▶ _REQUIREMENTS_
Update the records from their start through the line containing "927, 1182, 943]", replacing "bg-light-toggle" with "background-light-toggle" and leaving everything else unchanged.

****

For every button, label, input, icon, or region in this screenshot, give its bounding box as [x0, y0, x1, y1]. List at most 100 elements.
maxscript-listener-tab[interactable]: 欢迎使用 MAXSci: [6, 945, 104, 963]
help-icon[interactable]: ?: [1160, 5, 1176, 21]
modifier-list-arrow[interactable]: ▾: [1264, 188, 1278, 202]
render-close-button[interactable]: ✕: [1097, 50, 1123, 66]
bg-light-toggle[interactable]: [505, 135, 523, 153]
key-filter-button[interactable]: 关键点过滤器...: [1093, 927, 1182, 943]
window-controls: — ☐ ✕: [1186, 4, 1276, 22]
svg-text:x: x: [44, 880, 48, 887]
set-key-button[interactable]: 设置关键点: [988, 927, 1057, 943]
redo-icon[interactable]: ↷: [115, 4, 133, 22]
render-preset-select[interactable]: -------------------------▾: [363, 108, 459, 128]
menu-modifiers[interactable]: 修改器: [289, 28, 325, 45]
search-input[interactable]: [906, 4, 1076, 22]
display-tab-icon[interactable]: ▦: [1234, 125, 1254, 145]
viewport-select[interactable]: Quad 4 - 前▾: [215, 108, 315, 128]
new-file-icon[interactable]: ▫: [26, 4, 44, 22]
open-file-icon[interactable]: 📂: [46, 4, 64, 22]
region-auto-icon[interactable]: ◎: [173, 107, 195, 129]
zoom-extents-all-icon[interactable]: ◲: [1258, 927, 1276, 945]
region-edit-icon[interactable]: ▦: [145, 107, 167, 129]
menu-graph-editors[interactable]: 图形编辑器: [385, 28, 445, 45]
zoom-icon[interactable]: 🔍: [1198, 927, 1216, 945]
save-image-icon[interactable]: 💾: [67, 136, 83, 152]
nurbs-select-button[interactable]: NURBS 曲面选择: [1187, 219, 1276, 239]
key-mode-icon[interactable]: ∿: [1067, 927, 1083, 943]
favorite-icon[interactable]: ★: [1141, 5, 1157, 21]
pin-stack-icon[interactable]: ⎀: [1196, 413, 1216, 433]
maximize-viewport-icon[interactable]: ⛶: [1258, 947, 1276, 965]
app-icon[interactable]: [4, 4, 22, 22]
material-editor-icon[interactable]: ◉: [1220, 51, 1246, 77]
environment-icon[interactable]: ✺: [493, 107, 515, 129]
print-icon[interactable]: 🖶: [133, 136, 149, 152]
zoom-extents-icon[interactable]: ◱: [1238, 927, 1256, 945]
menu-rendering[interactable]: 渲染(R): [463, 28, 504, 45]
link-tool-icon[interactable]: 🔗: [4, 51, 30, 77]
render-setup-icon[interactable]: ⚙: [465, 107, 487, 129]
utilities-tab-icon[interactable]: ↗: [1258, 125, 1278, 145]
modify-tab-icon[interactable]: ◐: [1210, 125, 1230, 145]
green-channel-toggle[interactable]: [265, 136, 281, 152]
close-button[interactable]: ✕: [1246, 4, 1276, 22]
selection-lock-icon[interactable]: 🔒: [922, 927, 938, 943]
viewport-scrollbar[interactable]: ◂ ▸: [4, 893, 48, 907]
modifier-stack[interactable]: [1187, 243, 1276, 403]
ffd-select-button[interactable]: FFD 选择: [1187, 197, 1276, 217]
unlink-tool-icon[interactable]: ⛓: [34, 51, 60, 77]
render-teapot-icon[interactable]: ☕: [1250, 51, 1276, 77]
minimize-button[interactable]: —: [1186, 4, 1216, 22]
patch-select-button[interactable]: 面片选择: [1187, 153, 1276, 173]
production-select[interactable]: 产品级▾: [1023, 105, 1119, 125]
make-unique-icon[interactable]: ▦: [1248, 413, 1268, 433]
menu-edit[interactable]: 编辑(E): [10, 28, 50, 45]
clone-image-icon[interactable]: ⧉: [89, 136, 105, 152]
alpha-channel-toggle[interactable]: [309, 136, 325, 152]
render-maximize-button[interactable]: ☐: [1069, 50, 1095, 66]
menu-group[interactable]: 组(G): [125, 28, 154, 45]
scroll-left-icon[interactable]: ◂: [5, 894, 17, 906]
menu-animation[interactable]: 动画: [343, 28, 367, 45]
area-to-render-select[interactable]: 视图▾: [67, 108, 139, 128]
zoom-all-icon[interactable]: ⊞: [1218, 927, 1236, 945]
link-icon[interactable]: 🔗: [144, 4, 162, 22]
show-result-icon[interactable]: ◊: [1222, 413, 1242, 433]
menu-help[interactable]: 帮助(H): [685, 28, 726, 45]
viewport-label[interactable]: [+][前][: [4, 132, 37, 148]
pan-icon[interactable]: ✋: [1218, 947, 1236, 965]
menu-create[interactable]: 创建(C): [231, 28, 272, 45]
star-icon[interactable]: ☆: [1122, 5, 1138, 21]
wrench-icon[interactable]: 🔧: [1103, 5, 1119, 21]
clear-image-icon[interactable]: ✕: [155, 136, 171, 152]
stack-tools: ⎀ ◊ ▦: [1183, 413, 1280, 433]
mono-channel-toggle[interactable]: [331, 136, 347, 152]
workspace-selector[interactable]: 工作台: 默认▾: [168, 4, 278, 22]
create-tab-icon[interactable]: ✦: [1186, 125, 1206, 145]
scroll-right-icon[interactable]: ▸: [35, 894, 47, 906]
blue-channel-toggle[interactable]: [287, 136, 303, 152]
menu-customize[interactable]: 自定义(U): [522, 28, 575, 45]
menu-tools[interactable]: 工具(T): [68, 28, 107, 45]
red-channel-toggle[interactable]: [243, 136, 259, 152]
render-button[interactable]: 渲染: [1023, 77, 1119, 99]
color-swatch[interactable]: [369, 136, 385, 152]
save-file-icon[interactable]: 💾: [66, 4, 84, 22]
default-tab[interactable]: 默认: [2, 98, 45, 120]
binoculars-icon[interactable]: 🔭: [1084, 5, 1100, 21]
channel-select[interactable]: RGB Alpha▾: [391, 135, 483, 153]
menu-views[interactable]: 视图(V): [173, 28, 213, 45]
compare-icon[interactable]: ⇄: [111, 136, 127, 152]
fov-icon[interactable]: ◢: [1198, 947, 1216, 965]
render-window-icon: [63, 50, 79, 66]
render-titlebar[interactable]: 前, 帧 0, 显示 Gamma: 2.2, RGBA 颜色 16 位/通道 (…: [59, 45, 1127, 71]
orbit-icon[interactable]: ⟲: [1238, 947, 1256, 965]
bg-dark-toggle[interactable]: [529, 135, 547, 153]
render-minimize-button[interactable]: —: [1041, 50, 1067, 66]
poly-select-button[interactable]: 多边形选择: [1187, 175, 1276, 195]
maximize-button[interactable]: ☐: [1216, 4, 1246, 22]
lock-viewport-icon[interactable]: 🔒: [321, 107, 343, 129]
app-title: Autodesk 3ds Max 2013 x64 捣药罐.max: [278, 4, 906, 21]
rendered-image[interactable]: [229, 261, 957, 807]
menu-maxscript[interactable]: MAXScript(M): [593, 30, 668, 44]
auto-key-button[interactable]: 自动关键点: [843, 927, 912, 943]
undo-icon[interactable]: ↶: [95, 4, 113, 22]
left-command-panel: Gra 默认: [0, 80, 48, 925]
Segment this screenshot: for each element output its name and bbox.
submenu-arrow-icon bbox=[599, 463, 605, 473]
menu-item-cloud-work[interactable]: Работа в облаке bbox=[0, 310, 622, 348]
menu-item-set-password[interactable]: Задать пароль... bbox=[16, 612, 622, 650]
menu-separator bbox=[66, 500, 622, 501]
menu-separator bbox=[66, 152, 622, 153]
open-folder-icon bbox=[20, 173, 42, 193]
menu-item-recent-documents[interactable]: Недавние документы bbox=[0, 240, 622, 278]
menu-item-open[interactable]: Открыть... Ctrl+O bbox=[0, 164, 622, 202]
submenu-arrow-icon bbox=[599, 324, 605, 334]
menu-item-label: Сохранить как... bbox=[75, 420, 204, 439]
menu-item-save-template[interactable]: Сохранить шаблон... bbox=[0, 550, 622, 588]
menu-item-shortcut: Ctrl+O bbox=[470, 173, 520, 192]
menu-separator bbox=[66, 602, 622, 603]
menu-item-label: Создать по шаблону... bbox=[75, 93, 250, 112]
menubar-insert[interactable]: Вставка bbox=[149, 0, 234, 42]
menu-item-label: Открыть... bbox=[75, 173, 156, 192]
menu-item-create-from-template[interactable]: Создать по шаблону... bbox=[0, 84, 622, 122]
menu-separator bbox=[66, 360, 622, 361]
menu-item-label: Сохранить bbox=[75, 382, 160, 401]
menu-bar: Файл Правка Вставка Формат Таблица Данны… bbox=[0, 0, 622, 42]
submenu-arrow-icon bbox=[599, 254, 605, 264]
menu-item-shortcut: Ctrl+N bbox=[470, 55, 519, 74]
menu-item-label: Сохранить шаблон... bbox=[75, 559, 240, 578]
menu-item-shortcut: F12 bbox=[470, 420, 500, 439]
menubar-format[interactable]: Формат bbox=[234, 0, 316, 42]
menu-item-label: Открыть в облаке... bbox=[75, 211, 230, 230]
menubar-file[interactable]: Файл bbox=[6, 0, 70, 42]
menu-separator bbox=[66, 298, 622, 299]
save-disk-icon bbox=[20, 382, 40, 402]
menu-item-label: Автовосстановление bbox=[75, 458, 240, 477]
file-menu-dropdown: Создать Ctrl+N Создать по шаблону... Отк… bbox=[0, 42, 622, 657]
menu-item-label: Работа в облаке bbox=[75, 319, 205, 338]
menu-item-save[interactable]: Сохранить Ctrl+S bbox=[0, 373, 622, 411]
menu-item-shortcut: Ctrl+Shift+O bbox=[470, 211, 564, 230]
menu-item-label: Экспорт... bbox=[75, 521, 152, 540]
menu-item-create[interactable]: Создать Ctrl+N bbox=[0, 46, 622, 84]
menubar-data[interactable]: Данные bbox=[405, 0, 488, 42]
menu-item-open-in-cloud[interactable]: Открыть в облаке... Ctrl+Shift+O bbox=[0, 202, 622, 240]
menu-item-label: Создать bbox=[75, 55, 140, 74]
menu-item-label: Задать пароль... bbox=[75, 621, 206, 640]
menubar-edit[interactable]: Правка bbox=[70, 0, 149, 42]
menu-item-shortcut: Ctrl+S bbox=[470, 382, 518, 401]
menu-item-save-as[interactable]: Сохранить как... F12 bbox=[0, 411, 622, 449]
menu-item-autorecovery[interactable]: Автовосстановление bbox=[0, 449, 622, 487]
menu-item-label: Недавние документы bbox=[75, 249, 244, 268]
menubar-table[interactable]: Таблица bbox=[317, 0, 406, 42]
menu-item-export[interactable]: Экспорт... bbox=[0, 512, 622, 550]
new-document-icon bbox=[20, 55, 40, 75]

****

▶ _RESULT_
For every button, label, input, icon, or region in this screenshot, give its bounding box as [x0, y0, x1, y1]. List at most 100 elements.
maxscript-listener-tab[interactable]: 欢迎使用 MAXSci: [6, 945, 104, 963]
help-icon[interactable]: ?: [1160, 5, 1176, 21]
modifier-list-arrow[interactable]: ▾: [1264, 188, 1278, 202]
render-close-button[interactable]: ✕: [1097, 50, 1123, 66]
background-light-toggle[interactable]: [505, 135, 523, 153]
key-filter-button[interactable]: 关键点过滤器...: [1093, 927, 1182, 943]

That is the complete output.